**Problem details:**
Gather all lines in the entries that include the word "фитосанитарному".

** start of Record extracts **

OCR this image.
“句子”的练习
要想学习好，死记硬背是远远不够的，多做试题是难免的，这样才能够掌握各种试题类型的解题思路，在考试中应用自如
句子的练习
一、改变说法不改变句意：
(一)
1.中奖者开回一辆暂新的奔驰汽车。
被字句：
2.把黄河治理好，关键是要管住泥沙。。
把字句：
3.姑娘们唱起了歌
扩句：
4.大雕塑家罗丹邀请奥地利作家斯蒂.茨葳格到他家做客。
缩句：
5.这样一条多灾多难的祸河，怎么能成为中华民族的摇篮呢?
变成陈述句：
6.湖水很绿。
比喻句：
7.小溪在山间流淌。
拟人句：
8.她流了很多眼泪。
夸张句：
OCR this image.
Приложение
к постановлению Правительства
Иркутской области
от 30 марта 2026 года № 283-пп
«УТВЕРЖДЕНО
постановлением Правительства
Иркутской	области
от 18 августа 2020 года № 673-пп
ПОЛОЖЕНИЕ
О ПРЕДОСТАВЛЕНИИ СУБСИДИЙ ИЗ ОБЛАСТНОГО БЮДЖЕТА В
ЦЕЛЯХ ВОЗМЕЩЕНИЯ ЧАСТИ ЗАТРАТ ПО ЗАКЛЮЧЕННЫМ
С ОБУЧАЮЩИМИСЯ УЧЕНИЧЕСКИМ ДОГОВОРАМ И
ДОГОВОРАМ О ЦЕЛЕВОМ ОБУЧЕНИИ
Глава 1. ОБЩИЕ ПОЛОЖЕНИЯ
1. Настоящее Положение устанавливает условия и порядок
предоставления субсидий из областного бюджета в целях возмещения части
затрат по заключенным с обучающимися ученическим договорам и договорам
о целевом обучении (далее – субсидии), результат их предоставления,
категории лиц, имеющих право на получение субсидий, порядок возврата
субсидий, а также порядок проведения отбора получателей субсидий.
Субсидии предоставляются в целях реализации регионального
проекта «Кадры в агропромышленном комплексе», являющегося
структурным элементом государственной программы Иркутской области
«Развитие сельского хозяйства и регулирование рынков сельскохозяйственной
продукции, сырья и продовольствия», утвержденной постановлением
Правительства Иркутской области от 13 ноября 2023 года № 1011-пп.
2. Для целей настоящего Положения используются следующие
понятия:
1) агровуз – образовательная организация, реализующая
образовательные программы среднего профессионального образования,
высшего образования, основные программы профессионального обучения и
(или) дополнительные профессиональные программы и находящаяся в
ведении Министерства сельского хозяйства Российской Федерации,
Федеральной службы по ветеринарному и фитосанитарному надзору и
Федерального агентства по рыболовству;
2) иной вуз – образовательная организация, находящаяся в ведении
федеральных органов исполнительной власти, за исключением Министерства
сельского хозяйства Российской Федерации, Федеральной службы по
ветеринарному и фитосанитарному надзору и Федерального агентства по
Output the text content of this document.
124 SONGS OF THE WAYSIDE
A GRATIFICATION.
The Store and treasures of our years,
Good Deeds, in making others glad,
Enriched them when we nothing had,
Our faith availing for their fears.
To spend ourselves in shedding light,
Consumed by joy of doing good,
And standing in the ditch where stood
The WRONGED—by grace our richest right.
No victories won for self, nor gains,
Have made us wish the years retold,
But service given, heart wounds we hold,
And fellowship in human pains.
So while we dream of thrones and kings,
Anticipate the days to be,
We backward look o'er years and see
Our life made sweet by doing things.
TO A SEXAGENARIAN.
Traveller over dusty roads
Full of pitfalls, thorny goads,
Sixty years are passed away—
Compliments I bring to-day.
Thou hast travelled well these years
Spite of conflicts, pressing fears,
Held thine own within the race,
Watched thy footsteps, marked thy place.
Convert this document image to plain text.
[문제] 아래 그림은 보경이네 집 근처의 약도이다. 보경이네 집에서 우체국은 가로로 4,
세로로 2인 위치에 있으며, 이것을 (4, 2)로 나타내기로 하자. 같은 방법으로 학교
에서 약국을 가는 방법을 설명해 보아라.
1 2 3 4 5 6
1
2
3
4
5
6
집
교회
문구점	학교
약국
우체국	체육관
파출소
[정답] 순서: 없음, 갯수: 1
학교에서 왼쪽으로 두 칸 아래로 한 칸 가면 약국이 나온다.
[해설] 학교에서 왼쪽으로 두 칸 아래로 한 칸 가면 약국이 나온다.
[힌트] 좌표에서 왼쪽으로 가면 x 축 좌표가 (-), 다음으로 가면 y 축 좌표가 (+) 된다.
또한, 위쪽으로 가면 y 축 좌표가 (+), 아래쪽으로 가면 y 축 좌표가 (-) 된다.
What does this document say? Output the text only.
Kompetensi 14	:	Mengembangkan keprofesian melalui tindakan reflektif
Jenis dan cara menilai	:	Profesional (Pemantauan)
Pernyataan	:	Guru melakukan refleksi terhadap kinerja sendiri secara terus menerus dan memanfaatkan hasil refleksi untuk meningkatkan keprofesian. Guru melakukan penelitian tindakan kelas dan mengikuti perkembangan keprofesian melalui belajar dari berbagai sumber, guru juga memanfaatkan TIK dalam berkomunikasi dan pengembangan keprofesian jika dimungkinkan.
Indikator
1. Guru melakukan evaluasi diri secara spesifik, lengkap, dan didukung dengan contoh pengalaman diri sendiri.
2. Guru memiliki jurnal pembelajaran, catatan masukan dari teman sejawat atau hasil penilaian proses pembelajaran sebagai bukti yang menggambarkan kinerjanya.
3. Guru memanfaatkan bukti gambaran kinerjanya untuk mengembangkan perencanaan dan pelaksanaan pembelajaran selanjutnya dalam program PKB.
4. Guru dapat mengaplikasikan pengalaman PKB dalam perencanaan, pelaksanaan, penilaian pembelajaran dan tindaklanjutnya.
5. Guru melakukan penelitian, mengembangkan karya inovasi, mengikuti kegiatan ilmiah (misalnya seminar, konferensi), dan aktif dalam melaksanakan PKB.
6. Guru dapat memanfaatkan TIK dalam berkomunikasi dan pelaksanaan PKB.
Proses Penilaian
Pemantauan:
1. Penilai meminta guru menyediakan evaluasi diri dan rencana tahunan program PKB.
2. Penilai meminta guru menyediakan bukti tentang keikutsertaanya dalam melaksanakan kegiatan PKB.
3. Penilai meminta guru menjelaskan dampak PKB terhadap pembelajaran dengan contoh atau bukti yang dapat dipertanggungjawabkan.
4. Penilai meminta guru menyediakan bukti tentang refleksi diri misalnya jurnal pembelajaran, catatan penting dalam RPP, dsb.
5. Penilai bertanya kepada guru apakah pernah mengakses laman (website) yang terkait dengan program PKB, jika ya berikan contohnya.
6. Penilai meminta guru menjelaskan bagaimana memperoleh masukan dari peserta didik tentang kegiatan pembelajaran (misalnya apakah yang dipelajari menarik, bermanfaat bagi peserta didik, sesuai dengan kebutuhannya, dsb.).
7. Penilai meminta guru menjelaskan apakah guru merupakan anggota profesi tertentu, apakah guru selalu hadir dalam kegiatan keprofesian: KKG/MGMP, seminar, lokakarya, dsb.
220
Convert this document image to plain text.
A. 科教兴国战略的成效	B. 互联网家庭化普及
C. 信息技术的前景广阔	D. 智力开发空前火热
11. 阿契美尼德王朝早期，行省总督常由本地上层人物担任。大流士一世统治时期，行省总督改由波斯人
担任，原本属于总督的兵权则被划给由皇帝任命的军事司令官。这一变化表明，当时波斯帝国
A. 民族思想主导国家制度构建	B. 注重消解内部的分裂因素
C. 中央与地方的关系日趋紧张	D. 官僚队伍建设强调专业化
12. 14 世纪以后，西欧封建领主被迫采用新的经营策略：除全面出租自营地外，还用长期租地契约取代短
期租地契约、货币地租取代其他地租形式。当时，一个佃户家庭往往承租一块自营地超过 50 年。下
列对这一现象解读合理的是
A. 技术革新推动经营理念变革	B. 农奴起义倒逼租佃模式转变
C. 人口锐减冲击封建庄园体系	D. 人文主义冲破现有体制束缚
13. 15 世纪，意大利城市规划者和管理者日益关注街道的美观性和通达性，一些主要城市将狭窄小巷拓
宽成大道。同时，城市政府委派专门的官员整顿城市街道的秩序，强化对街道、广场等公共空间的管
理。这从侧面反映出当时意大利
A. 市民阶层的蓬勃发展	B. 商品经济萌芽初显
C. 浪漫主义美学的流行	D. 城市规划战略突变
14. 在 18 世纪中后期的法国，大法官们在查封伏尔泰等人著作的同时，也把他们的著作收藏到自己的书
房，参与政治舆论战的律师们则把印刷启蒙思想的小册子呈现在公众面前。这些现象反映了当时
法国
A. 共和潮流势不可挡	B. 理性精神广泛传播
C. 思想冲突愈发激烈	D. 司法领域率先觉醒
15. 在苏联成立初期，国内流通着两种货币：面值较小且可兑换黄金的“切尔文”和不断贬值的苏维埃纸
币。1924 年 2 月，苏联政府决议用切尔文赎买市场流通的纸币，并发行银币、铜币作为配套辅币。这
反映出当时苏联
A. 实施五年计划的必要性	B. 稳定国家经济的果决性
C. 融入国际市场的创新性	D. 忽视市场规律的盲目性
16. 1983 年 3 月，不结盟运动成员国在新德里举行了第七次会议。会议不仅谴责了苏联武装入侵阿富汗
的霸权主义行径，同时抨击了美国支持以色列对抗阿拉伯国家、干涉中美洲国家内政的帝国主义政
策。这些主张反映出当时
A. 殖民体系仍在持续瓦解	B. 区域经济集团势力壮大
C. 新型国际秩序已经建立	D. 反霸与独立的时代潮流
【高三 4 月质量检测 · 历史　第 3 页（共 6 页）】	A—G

** end of Record extracts **

**Solution for this problem:**
Федеральной службы по ветеринарному и фитосанитарному надзору и
ветеринарному и фитосанитарному надзору и Федерального агентства по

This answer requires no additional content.